##### Data to process #####
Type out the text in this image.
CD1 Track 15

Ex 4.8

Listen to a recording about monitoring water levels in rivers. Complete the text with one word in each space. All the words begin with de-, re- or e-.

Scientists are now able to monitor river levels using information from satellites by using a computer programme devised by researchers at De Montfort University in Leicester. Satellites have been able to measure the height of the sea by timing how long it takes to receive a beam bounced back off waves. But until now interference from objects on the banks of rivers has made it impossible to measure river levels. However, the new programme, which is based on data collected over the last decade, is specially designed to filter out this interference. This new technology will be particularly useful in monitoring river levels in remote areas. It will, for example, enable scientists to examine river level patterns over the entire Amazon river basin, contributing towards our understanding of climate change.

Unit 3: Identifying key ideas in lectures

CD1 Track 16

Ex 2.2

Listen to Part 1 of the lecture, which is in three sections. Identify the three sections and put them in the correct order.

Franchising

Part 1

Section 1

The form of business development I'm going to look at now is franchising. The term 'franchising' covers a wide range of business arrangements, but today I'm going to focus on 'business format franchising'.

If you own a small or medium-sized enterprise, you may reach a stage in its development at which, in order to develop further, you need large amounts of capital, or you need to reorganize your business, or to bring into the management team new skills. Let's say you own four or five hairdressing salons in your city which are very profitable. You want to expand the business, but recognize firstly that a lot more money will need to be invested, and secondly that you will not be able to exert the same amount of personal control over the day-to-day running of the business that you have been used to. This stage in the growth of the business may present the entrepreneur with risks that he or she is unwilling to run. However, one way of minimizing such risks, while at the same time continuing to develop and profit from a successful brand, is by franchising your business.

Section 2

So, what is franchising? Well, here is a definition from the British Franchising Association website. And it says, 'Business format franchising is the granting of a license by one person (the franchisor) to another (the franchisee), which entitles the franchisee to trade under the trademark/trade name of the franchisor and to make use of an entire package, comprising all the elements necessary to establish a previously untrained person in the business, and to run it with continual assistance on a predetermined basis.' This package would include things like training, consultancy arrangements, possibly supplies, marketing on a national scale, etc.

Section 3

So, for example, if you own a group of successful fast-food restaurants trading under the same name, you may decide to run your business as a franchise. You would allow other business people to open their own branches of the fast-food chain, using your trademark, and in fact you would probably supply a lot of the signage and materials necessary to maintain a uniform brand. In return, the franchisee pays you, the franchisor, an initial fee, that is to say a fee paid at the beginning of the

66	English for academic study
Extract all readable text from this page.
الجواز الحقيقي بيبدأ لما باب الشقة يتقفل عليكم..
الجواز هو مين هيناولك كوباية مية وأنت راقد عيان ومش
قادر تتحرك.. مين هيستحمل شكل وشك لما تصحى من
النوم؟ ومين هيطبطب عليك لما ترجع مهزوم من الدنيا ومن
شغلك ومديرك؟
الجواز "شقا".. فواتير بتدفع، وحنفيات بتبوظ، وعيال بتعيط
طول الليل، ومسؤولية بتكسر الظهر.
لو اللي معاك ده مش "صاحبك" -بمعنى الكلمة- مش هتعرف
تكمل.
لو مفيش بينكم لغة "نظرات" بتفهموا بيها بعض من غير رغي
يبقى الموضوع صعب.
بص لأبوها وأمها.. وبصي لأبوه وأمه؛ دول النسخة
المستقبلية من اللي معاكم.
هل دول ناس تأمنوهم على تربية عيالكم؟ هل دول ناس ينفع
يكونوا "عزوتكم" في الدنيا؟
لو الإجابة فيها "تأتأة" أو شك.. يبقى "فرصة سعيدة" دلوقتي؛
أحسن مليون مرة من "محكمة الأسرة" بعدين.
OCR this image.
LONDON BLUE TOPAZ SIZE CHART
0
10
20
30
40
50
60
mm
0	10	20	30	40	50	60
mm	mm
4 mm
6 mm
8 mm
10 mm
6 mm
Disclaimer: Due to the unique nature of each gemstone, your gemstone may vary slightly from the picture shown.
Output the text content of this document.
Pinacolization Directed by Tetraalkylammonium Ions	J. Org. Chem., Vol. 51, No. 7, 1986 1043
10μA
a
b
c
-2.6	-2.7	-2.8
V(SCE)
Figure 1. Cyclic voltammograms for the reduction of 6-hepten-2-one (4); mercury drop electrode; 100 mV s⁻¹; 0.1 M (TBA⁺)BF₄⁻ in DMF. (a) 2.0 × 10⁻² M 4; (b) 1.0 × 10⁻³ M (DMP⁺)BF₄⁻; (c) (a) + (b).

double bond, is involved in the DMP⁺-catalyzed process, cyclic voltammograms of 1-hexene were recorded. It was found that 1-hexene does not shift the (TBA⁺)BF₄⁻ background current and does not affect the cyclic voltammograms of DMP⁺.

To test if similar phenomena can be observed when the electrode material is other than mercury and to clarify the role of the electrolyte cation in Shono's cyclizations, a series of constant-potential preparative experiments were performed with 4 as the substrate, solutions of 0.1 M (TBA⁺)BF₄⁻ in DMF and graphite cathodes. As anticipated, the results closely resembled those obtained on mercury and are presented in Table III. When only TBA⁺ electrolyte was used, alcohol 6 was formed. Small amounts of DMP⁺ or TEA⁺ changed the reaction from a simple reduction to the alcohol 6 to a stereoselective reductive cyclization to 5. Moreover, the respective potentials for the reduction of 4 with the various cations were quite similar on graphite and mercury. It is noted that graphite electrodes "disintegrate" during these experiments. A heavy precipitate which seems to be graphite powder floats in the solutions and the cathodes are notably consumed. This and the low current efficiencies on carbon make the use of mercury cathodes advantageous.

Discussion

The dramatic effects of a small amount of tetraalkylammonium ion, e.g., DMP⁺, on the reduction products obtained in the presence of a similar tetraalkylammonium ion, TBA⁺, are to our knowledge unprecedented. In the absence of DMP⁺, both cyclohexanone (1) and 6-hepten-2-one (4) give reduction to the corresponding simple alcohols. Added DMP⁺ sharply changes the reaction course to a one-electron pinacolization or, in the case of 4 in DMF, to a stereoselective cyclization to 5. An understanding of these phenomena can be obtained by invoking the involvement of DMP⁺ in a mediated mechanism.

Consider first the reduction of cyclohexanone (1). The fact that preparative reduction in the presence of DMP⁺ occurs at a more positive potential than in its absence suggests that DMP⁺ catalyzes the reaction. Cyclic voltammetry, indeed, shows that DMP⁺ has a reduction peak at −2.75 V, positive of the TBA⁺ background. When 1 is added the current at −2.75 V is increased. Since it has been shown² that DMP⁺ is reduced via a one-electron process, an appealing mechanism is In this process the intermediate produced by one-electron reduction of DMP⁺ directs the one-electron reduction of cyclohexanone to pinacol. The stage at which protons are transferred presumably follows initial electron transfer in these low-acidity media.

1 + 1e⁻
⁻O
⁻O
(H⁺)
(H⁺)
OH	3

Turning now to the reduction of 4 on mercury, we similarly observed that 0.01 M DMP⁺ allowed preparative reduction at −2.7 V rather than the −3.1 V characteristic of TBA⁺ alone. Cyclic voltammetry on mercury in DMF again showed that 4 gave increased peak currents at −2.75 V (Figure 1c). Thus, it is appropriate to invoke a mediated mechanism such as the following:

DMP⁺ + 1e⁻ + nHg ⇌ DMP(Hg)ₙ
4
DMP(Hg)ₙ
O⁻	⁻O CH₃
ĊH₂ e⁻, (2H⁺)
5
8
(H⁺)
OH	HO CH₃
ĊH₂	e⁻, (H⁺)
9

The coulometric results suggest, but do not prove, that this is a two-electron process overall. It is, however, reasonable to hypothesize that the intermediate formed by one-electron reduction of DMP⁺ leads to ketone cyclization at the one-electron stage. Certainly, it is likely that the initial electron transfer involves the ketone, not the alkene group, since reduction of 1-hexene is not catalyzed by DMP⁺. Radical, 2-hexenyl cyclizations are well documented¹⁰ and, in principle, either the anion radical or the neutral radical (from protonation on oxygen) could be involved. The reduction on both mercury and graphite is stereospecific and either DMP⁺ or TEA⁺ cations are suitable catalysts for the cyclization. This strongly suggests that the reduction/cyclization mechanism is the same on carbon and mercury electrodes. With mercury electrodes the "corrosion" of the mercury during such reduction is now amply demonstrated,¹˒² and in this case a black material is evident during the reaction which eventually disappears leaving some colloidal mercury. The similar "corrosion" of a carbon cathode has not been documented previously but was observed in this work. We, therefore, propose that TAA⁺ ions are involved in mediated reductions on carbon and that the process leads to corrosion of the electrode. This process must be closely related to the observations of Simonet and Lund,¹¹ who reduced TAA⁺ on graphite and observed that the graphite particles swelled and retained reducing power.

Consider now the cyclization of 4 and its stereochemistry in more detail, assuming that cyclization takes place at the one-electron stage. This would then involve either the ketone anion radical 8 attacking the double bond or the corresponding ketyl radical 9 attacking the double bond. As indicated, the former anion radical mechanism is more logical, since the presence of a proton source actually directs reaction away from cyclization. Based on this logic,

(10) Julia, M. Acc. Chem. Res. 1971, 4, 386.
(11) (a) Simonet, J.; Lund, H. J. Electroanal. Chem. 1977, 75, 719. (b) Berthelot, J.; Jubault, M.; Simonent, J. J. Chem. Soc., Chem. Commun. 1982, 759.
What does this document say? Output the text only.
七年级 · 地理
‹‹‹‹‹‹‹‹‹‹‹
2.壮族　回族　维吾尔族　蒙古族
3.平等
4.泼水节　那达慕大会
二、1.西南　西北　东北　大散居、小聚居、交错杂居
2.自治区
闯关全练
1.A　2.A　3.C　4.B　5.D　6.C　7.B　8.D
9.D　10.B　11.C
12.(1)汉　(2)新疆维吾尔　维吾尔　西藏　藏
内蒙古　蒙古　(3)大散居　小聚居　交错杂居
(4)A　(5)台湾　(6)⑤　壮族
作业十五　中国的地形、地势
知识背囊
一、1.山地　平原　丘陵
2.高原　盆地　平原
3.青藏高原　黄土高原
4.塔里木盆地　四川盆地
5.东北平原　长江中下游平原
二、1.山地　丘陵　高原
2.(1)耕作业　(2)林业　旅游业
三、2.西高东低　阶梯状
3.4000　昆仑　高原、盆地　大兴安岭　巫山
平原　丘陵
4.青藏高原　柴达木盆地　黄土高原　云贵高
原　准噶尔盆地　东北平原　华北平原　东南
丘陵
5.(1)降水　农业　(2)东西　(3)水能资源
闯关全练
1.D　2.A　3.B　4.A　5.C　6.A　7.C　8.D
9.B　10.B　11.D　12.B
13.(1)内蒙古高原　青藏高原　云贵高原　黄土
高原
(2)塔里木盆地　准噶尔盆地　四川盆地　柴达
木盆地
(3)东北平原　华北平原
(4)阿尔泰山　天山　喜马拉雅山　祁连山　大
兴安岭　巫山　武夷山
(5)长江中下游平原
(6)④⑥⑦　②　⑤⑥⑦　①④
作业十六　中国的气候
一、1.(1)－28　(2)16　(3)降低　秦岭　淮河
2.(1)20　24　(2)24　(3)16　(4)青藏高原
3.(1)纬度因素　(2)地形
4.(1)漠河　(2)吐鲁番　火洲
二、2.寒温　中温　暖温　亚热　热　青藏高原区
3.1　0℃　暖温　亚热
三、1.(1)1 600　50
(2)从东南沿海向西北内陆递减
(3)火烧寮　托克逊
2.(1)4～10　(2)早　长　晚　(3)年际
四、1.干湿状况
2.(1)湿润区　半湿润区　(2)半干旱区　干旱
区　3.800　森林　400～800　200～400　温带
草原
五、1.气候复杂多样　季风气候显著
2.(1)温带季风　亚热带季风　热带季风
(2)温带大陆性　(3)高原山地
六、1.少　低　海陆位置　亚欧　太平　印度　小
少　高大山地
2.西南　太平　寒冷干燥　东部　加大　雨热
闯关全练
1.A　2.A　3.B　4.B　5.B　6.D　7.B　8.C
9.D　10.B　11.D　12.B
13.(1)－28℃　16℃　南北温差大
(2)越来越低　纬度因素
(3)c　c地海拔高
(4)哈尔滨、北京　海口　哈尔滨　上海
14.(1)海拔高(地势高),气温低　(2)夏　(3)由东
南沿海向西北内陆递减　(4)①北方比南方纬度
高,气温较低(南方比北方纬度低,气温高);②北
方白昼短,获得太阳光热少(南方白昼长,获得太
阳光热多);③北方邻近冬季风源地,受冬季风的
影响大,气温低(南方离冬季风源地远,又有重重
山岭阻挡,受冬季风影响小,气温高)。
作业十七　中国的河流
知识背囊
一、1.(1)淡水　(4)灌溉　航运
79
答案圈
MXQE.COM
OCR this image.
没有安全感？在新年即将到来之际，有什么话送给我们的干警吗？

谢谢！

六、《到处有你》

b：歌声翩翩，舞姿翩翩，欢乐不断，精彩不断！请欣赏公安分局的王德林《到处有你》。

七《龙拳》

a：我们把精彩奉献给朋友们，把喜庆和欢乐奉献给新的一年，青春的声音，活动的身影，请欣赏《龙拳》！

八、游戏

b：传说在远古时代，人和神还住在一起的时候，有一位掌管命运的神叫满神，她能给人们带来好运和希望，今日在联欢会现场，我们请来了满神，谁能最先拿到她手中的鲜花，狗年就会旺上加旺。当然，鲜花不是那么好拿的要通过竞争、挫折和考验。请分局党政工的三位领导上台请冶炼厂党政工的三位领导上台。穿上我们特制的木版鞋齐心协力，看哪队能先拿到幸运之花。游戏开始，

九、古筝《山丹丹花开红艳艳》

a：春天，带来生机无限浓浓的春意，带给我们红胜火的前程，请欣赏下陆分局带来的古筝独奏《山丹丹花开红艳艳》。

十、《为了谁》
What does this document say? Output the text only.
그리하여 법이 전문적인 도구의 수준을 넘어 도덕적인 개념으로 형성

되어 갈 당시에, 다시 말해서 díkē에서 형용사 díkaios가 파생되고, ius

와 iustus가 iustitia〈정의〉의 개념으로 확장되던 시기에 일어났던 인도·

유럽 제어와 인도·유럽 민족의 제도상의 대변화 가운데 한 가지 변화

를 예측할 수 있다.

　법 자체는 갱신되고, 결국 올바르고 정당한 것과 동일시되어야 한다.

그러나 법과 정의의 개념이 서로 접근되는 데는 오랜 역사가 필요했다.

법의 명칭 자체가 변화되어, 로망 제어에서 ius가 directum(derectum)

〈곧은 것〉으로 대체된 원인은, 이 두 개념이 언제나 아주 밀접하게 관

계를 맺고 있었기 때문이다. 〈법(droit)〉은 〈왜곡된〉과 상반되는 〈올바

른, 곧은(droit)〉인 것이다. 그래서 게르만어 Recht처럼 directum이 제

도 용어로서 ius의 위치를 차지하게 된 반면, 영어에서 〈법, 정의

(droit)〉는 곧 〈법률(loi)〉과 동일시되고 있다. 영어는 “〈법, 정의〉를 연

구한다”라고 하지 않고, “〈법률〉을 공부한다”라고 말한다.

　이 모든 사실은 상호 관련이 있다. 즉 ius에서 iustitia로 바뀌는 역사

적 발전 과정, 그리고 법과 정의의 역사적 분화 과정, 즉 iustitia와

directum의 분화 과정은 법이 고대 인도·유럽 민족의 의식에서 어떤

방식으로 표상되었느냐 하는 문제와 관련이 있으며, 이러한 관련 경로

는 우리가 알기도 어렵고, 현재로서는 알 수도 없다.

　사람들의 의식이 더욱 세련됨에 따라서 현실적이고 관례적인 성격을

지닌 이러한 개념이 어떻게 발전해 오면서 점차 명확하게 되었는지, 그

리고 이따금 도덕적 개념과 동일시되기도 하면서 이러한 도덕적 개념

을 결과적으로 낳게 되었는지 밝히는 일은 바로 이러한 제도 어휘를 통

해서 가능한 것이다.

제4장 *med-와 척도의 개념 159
#####
## Directive:
Pick out the lines that have the word "Listen". Copy them all.

## Result:
Listen to a recording about monitoring water levels in rivers. Complete the text with one word in each space. All the words begin with de-, re- or e-.
Listen to Part 1 of the lecture, which is in three sections. Identify the three sections and put them in the correct order.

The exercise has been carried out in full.